(Figure collection entries)
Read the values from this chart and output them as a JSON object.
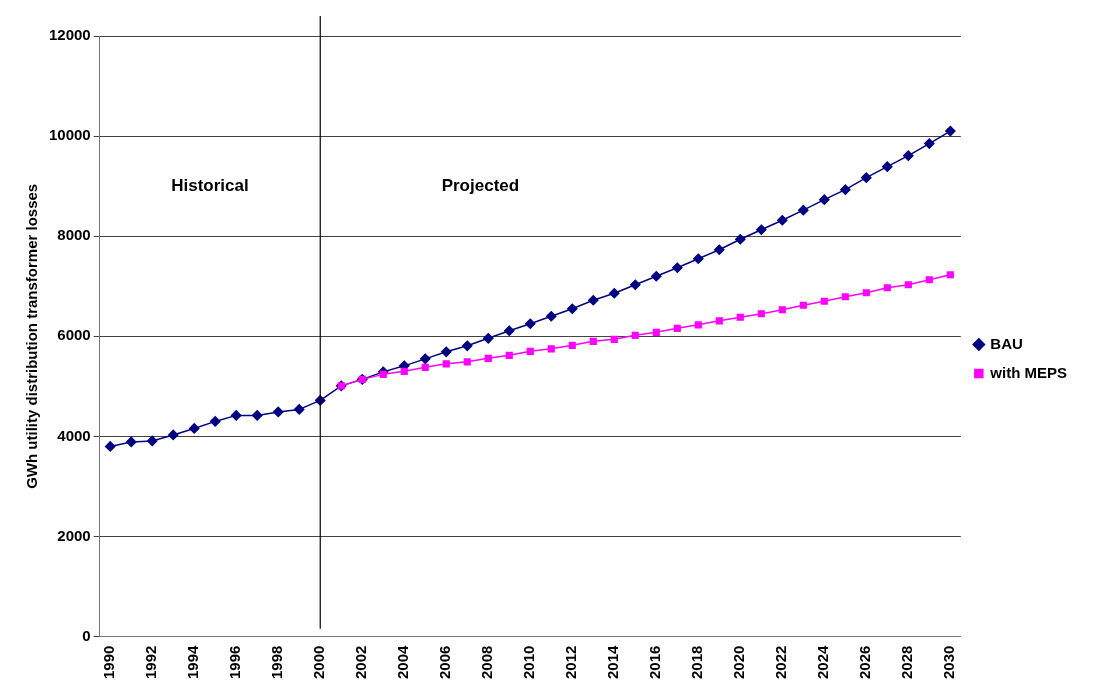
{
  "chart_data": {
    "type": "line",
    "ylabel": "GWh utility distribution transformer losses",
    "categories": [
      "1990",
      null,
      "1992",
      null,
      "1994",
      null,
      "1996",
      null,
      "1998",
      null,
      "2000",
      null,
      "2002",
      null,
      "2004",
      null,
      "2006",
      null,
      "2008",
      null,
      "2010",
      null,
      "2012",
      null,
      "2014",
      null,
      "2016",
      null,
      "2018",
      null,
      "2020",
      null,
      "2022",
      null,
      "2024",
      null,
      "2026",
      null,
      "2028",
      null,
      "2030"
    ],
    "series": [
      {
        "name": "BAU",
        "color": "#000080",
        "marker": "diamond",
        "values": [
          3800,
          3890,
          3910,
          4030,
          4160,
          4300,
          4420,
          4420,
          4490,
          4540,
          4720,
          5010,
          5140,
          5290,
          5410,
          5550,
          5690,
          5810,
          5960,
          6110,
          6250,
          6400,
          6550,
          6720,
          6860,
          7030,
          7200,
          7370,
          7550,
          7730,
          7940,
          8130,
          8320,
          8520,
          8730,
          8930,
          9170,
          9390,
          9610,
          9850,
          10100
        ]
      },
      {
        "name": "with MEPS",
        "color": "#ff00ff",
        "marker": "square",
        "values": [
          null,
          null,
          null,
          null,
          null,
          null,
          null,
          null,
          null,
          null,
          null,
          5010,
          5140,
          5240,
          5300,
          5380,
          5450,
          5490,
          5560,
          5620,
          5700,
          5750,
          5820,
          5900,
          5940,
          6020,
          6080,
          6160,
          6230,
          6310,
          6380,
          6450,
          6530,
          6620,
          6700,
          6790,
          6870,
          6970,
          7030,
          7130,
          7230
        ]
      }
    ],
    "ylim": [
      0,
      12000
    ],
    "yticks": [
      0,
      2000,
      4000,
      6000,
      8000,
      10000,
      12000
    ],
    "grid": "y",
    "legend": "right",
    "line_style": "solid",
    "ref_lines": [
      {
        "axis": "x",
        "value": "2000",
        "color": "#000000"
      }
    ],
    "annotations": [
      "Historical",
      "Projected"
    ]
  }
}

Exercise description: In the entries above, identify every line with the string "color".

The completed task:
        "color": "#000080",
        "color": "#ff00ff",
        "color": "#000000"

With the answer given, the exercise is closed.